▶ **Exercise details**:
List each line of the data that holds the string "Другие", please.

# Start of Information shown

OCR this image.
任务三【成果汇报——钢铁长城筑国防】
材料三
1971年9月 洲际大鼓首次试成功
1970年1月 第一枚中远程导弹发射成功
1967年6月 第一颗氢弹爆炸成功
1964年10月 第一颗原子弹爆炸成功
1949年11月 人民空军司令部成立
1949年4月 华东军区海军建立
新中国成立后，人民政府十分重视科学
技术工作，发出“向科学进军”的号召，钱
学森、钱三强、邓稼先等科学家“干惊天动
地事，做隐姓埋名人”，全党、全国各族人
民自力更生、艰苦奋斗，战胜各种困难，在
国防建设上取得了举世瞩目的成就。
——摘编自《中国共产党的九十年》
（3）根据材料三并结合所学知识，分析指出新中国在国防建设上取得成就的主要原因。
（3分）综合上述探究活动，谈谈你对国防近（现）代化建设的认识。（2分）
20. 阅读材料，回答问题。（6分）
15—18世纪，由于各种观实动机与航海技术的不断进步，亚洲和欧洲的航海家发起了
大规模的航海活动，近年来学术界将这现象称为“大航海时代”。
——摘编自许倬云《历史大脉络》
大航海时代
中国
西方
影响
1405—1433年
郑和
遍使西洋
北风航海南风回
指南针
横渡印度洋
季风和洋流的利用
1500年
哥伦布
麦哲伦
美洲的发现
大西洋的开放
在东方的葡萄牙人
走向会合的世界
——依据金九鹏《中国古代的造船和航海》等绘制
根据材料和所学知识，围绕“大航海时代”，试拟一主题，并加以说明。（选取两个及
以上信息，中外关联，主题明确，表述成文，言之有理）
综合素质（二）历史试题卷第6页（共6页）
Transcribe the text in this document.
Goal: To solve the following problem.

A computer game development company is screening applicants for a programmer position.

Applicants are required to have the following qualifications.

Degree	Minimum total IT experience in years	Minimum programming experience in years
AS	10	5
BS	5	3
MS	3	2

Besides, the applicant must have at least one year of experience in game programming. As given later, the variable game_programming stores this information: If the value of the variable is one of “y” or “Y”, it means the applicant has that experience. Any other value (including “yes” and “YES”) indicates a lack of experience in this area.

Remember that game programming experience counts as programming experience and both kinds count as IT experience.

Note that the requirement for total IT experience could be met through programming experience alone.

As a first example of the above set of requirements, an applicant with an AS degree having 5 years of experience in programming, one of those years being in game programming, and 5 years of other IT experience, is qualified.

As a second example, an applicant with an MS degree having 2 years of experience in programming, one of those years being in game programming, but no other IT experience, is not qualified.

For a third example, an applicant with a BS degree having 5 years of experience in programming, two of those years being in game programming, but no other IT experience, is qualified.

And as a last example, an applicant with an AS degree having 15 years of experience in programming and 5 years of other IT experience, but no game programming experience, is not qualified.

# End of Information shown
# Start of Information shown

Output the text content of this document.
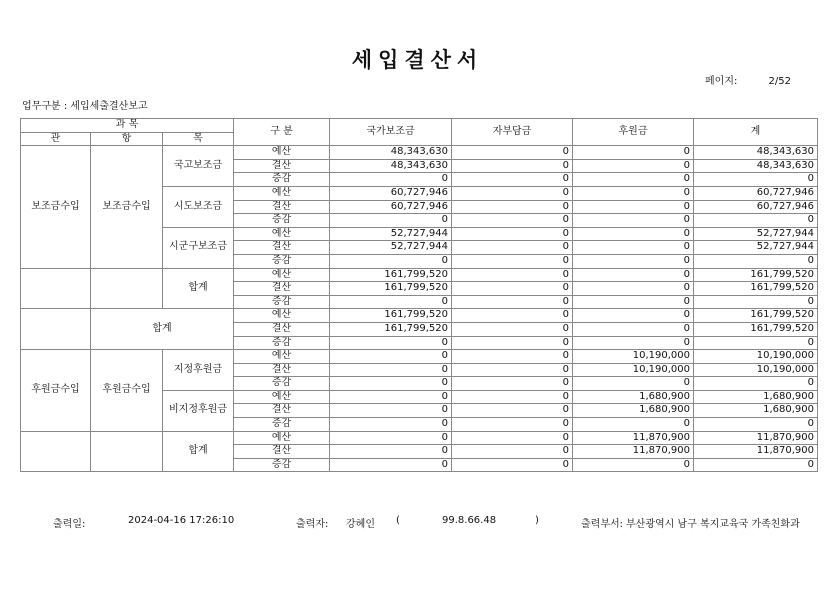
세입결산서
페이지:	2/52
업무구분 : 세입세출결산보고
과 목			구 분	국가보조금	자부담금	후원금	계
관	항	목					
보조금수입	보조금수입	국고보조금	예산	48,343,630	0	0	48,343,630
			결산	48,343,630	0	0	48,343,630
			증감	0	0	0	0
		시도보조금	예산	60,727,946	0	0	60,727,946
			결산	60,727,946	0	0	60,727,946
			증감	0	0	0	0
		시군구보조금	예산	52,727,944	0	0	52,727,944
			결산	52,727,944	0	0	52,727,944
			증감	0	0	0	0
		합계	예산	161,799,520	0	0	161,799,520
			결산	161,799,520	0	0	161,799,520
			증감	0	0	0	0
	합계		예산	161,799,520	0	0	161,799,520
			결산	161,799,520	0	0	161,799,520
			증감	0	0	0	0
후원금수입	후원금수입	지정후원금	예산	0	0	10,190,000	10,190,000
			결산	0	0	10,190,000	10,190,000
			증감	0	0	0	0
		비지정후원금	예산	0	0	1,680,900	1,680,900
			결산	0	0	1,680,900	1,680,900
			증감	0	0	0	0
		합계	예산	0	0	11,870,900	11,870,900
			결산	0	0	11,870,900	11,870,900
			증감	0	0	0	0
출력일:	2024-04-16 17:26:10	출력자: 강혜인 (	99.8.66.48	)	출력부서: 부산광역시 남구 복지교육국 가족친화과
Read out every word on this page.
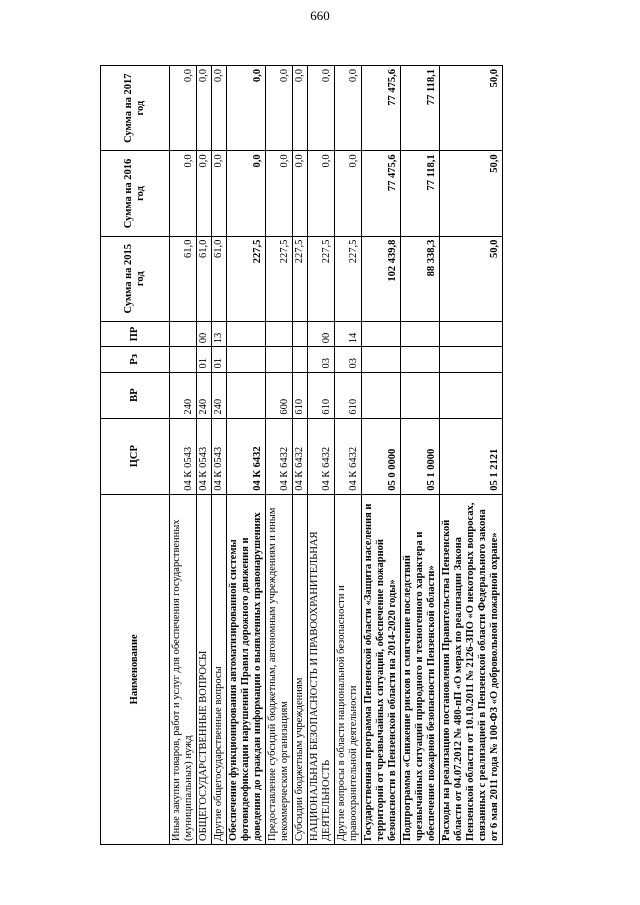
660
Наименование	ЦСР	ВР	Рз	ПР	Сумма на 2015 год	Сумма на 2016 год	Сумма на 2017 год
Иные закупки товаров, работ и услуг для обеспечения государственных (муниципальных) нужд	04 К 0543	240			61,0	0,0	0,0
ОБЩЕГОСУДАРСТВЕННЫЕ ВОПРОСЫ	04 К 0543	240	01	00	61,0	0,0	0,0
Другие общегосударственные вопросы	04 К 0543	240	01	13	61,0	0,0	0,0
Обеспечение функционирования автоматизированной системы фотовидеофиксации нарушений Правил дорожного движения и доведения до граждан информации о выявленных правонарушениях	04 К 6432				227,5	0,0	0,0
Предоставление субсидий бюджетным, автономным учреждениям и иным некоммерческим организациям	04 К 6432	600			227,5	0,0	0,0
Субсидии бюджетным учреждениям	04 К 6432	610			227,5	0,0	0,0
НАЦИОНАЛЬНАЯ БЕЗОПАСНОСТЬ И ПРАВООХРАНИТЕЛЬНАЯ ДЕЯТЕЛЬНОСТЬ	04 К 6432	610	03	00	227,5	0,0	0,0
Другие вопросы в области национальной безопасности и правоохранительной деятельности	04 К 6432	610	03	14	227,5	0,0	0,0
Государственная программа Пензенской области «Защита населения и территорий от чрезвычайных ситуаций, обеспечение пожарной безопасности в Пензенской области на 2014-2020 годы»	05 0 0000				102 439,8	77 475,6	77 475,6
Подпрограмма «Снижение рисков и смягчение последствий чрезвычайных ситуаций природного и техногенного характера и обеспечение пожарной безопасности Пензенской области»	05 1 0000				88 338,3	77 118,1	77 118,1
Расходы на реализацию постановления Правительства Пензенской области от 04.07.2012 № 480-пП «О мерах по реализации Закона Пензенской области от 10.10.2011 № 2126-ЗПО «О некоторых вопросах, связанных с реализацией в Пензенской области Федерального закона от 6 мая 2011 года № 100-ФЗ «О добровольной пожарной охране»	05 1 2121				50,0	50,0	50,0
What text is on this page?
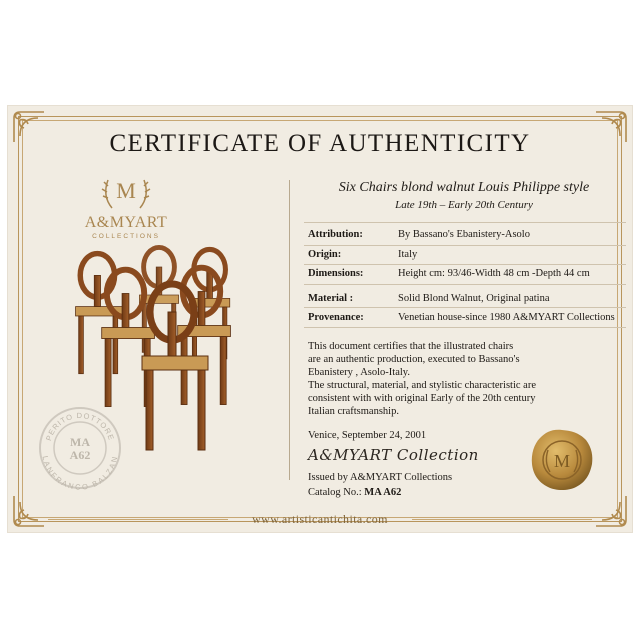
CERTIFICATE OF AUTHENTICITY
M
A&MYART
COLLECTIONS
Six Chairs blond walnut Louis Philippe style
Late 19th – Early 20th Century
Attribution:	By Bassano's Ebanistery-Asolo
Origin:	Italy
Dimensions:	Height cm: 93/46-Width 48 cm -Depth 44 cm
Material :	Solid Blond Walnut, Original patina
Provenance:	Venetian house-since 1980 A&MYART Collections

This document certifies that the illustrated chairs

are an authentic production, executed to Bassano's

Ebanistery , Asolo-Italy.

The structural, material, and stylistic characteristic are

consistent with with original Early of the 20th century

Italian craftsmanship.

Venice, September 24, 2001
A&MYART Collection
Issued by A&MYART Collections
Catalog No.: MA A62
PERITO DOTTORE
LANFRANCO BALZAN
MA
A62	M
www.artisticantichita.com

# End of Information shown

▶ **Final answer**:
Другие общегосударственные вопросы	04 К 0543	240	01	13	61,0	0,0	0,0
Другие вопросы в области национальной безопасности и правоохранительной деятельности	04 К 6432	610	03	14	227,5	0,0	0,0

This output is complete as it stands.